◆ **TASK BRIEF**
Repeat the data from the line with "reactions-summary[interactable]: [127, 56, 167, 70]" to the line with "like-link[interactable]: Like: [51, 382, 73, 396]", including both of those lines.

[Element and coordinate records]
☆ ☆ ☆ ☆ ☆ ☆ ☆

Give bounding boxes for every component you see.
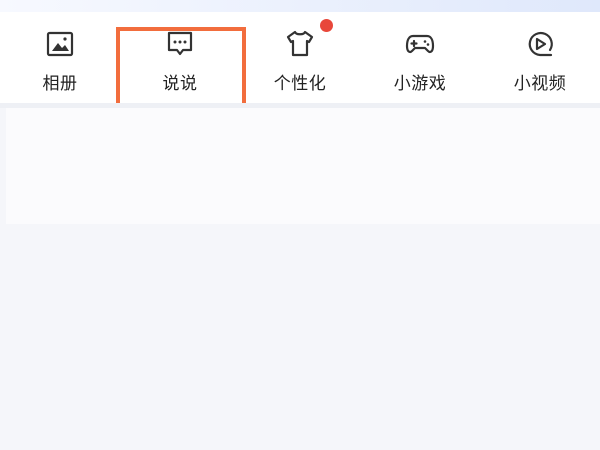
shortcut-minigame[interactable]: 小游戏 (360, 12, 480, 103)
shortcut-label-album: 相册 (42, 74, 78, 94)
shortcut-bar: 相册 说说 个性化 小游戏 小视频 (0, 12, 600, 138)
shortcut-album[interactable]: 相册 (0, 12, 120, 103)
video-play-icon (524, 28, 556, 60)
top-gradient-strip (0, 0, 600, 12)
content-area (6, 108, 600, 224)
chat-bubble-icon (164, 28, 196, 60)
gamepad-icon (404, 28, 436, 60)
shortcut-label-personalize: 个性化 (273, 74, 327, 94)
shortcut-label-minigame: 小游戏 (393, 74, 447, 94)
tshirt-icon (284, 28, 316, 60)
shortcut-shuoshuo[interactable]: 说说 (120, 12, 240, 103)
shortcut-personalize[interactable]: 个性化 (240, 12, 360, 103)
page: 相册 说说 个性化 小游戏 小视频 (0, 0, 600, 450)
notification-badge (320, 19, 333, 32)
photo-album-icon (44, 28, 76, 60)
shortcut-label-shuoshuo: 说说 (162, 74, 198, 94)
shortcut-label-shortvideo: 小视频 (513, 74, 567, 94)
shortcut-shortvideo[interactable]: 小视频 (480, 12, 600, 103)
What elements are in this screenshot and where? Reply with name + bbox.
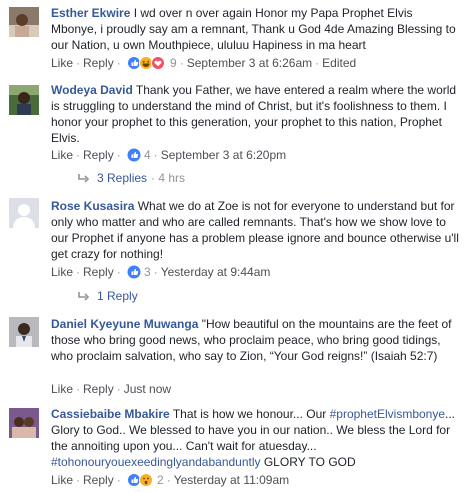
reactions-summary[interactable]: [127, 56, 167, 70]
comment-author[interactable]: Rose Kusasira: [51, 199, 134, 213]
reaction-count: 3: [144, 265, 151, 279]
comment-timestamp[interactable]: Just now: [124, 382, 171, 396]
avatar[interactable]: [9, 408, 39, 438]
love-reaction-icon: [151, 56, 166, 70]
comment-actions: Like · Reply · 4 · September 3 at 6:20pm: [51, 148, 287, 162]
comment-body: Daniel Kyeyune Muwanga "How beautiful on…: [51, 316, 459, 364]
comment-actions: Like · Reply · Just now: [51, 382, 172, 396]
like-link[interactable]: Like: [51, 382, 73, 396]
comment-body: Cassiebaibe Mbakire That is how we honou…: [51, 406, 459, 470]
haha-reaction-icon: [139, 56, 154, 70]
avatar[interactable]: [9, 317, 39, 347]
like-reaction-icon: [127, 148, 141, 162]
reactions-summary[interactable]: [127, 265, 141, 279]
like-reaction-icon: [127, 56, 142, 70]
reply-arrow-icon: [77, 290, 90, 306]
avatar[interactable]: [9, 85, 39, 115]
reply-arrow-icon: [77, 172, 90, 188]
comment-author[interactable]: Cassiebaibe Mbakire: [51, 407, 170, 421]
reply-link[interactable]: Reply: [83, 148, 114, 162]
comment-body: Wodeya David Thank you Father, we have e…: [51, 82, 459, 146]
reply-link[interactable]: Reply: [83, 382, 114, 396]
reply-link[interactable]: Reply: [83, 265, 114, 279]
hashtag-link[interactable]: #prophetElvismbonye: [330, 407, 445, 421]
avatar[interactable]: [9, 198, 39, 228]
hashtag-link[interactable]: #tohonouryouexeedinglyandabanduntly: [51, 455, 261, 469]
wow-reaction-icon: [139, 473, 154, 487]
comment-timestamp[interactable]: Yesterday at 11:09am: [174, 473, 289, 487]
reply-link[interactable]: Reply: [83, 473, 114, 487]
replies-count[interactable]: 3 Replies: [97, 171, 147, 185]
like-reaction-icon: [127, 265, 141, 279]
comment-author[interactable]: Daniel Kyeyune Muwanga: [51, 317, 198, 331]
comment-author[interactable]: Wodeya David: [51, 83, 133, 97]
like-link[interactable]: Like: [51, 473, 73, 487]
replies-count[interactable]: 1 Reply: [97, 289, 138, 303]
reaction-count: 2: [157, 473, 164, 487]
comment-author[interactable]: Esther Ekwire: [51, 6, 130, 20]
reply-link[interactable]: Reply: [83, 56, 114, 70]
view-replies[interactable]: 1 Reply: [77, 288, 138, 304]
reaction-count: 4: [144, 148, 151, 162]
comment-actions: Like · Reply · 3 · Yesterday at 9:44am: [51, 265, 271, 279]
like-link[interactable]: Like: [51, 56, 73, 70]
reactions-summary[interactable]: [127, 148, 141, 162]
comment-body: Esther Ekwire I wd over n over again Hon…: [51, 5, 459, 53]
comment-timestamp[interactable]: September 3 at 6:26am: [187, 56, 312, 70]
reaction-count: 9: [170, 56, 177, 70]
comment-body: Rose Kusasira What we do at Zoe is not f…: [51, 198, 459, 262]
comment-timestamp[interactable]: September 3 at 6:20pm: [161, 148, 286, 162]
like-link[interactable]: Like: [51, 265, 73, 279]
like-link[interactable]: Like: [51, 148, 73, 162]
like-reaction-icon: [127, 473, 142, 487]
edited-label[interactable]: Edited: [322, 56, 356, 70]
comment-actions: Like · Reply · 9 · September 3 at 6:26am · Edit…: [51, 56, 357, 70]
view-replies[interactable]: 3 Replies · 4 hrs: [77, 170, 185, 186]
comment-actions: Like · Reply · 2 · Yesterday at 11:09am: [51, 473, 290, 487]
replies-time: · 4 hrs: [151, 171, 186, 185]
comment-feed: Esther Ekwire I wd over n over again Hon…: [0, 0, 464, 492]
avatar[interactable]: [9, 7, 39, 37]
reactions-summary[interactable]: [127, 473, 154, 487]
comment-timestamp[interactable]: Yesterday at 9:44am: [161, 265, 271, 279]
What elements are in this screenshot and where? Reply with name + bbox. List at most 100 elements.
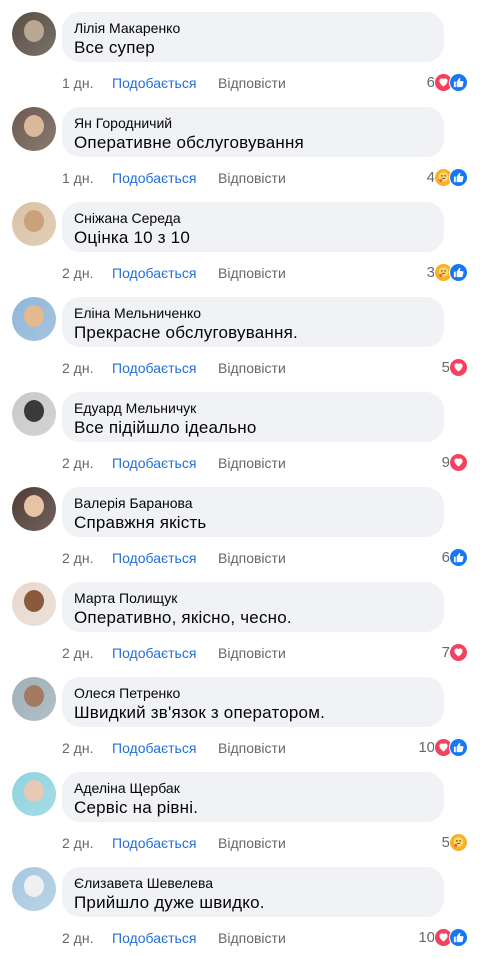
reply-button[interactable]: Відповісти — [218, 550, 286, 566]
comment-bubble: Єлизавета Шевелева Прийшло дуже швидко. — [62, 867, 444, 917]
comment-time[interactable]: 2 дн. — [62, 645, 93, 661]
comment-author[interactable]: Еліна Мельниченко — [74, 305, 201, 321]
avatar-face — [24, 780, 44, 802]
like-button[interactable]: Подобається — [112, 930, 196, 946]
comment: Валерія Баранова Справжня якість 2 дн. П… — [0, 475, 480, 570]
like-button[interactable]: Подобається — [112, 645, 196, 661]
avatar-face — [24, 495, 44, 517]
comment-text: Оцінка 10 з 10 — [74, 228, 190, 247]
avatar-face — [24, 875, 44, 897]
reactions-summary[interactable]: 5 — [442, 832, 468, 852]
avatar[interactable] — [12, 297, 56, 341]
like-reaction-icon — [449, 927, 468, 947]
comment-bubble: Еліна Мельниченко Прекрасне обслуговуван… — [62, 297, 444, 347]
reactions-summary[interactable]: 6 — [427, 72, 468, 92]
like-button[interactable]: Подобається — [112, 455, 196, 471]
comment-time[interactable]: 2 дн. — [62, 740, 93, 756]
reply-button[interactable]: Відповісти — [218, 75, 286, 91]
like-button[interactable]: Подобається — [112, 265, 196, 281]
avatar[interactable] — [12, 582, 56, 626]
like-button[interactable]: Подобається — [112, 170, 196, 186]
comment-author[interactable]: Едуард Мельничук — [74, 400, 196, 416]
comment-time[interactable]: 2 дн. — [62, 265, 93, 281]
like-button[interactable]: Подобається — [112, 550, 196, 566]
comment-text: Оперативно, якісно, чесно. — [74, 608, 292, 627]
avatar[interactable] — [12, 12, 56, 56]
like-reaction-icon — [449, 72, 468, 92]
reply-button[interactable]: Відповісти — [218, 835, 286, 851]
reaction-count: 10 — [418, 738, 435, 756]
reply-button[interactable]: Відповісти — [218, 360, 286, 376]
comment-text: Все супер — [74, 38, 155, 57]
avatar[interactable] — [12, 677, 56, 721]
comment-author[interactable]: Лілія Макаренко — [74, 20, 180, 36]
comment-bubble: Олеся Петренко Швидкий зв'язок з операто… — [62, 677, 444, 727]
reply-button[interactable]: Відповісти — [218, 265, 286, 281]
heart-reaction-icon — [449, 642, 468, 662]
reply-button[interactable]: Відповісти — [218, 740, 286, 756]
comment-time[interactable]: 1 дн. — [62, 170, 93, 186]
care-reaction-icon — [449, 832, 468, 852]
comment-text: Прекрасне обслуговування. — [74, 323, 298, 342]
avatar-face — [24, 400, 44, 422]
comment-text: Сервіс на рівні. — [74, 798, 199, 817]
comment-author[interactable]: Марта Полищук — [74, 590, 177, 606]
like-button[interactable]: Подобається — [112, 740, 196, 756]
comment: Марта Полищук Оперативно, якісно, чесно.… — [0, 570, 480, 665]
like-reaction-icon — [449, 737, 468, 757]
like-reaction-icon — [449, 547, 468, 567]
comment: Лілія Макаренко Все супер 1 дн. Подобаєт… — [0, 0, 480, 95]
comments-list: Лілія Макаренко Все супер 1 дн. Подобаєт… — [0, 0, 480, 959]
comment-time[interactable]: 2 дн. — [62, 455, 93, 471]
avatar-face — [24, 685, 44, 707]
comment-text: Оперативне обслуговування — [74, 133, 304, 152]
comment-bubble: Лілія Макаренко Все супер — [62, 12, 444, 62]
comment: Едуард Мельничук Все підійшло ідеально 2… — [0, 380, 480, 475]
comment-bubble: Валерія Баранова Справжня якість — [62, 487, 444, 537]
comment-text: Все підійшло ідеально — [74, 418, 257, 437]
heart-reaction-icon — [449, 357, 468, 377]
avatar[interactable] — [12, 487, 56, 531]
reply-button[interactable]: Відповісти — [218, 930, 286, 946]
avatar[interactable] — [12, 772, 56, 816]
like-button[interactable]: Подобається — [112, 75, 196, 91]
reply-button[interactable]: Відповісти — [218, 455, 286, 471]
reactions-summary[interactable]: 10 — [418, 737, 468, 757]
reactions-summary[interactable]: 10 — [418, 927, 468, 947]
reactions-summary[interactable]: 7 — [442, 642, 468, 662]
comment-time[interactable]: 2 дн. — [62, 360, 93, 376]
avatar[interactable] — [12, 107, 56, 151]
reply-button[interactable]: Відповісти — [218, 645, 286, 661]
comment-time[interactable]: 2 дн. — [62, 835, 93, 851]
comment: Олеся Петренко Швидкий зв'язок з операто… — [0, 665, 480, 760]
reactions-summary[interactable]: 6 — [442, 547, 468, 567]
avatar-face — [24, 590, 44, 612]
comment: Аделіна Щербак Сервіс на рівні. 2 дн. По… — [0, 760, 480, 855]
comment-author[interactable]: Олеся Петренко — [74, 685, 180, 701]
comment: Сніжана Середа Оцінка 10 з 10 2 дн. Подо… — [0, 190, 480, 285]
reactions-summary[interactable]: 5 — [442, 357, 468, 377]
comment-author[interactable]: Валерія Баранова — [74, 495, 193, 511]
comment-author[interactable]: Сніжана Середа — [74, 210, 181, 226]
reactions-summary[interactable]: 9 — [442, 452, 468, 472]
like-button[interactable]: Подобається — [112, 360, 196, 376]
like-reaction-icon — [449, 262, 468, 282]
avatar-face — [24, 115, 44, 137]
reactions-summary[interactable]: 3 — [427, 262, 468, 282]
comment-author[interactable]: Єлизавета Шевелева — [74, 875, 213, 891]
reply-button[interactable]: Відповісти — [218, 170, 286, 186]
comment-time[interactable]: 1 дн. — [62, 75, 93, 91]
comment-bubble: Едуард Мельничук Все підійшло ідеально — [62, 392, 444, 442]
like-reaction-icon — [449, 167, 468, 187]
avatar[interactable] — [12, 867, 56, 911]
like-button[interactable]: Подобається — [112, 835, 196, 851]
avatar[interactable] — [12, 392, 56, 436]
comment-time[interactable]: 2 дн. — [62, 930, 93, 946]
comment-author[interactable]: Аделіна Щербак — [74, 780, 180, 796]
comment-bubble: Ян Городничий Оперативне обслуговування — [62, 107, 444, 157]
comment-author[interactable]: Ян Городничий — [74, 115, 172, 131]
reactions-summary[interactable]: 4 — [427, 167, 468, 187]
avatar[interactable] — [12, 202, 56, 246]
comment-time[interactable]: 2 дн. — [62, 550, 93, 566]
avatar-face — [24, 210, 44, 232]
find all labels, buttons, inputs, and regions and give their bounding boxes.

☆ ☆ ☆ ☆ ☆ ☆ ☆

◆ **TASK OUTPUT**
reactions-summary[interactable]: [127, 56, 167, 70]
comment-author[interactable]: Rose Kusasira: [51, 199, 134, 213]
reaction-count: 3: [144, 265, 151, 279]
comment-timestamp[interactable]: Just now: [124, 382, 171, 396]
avatar[interactable]: [9, 408, 39, 438]
love-reaction-icon: [151, 56, 166, 70]
comment-actions: Like · Reply · 4 · September 3 at 6:20pm: [51, 148, 287, 162]
comment-body: Daniel Kyeyune Muwanga "How beautiful on…: [51, 316, 459, 364]
comment-actions: Like · Reply · Just now: [51, 382, 172, 396]
like-link[interactable]: Like: [51, 382, 73, 396]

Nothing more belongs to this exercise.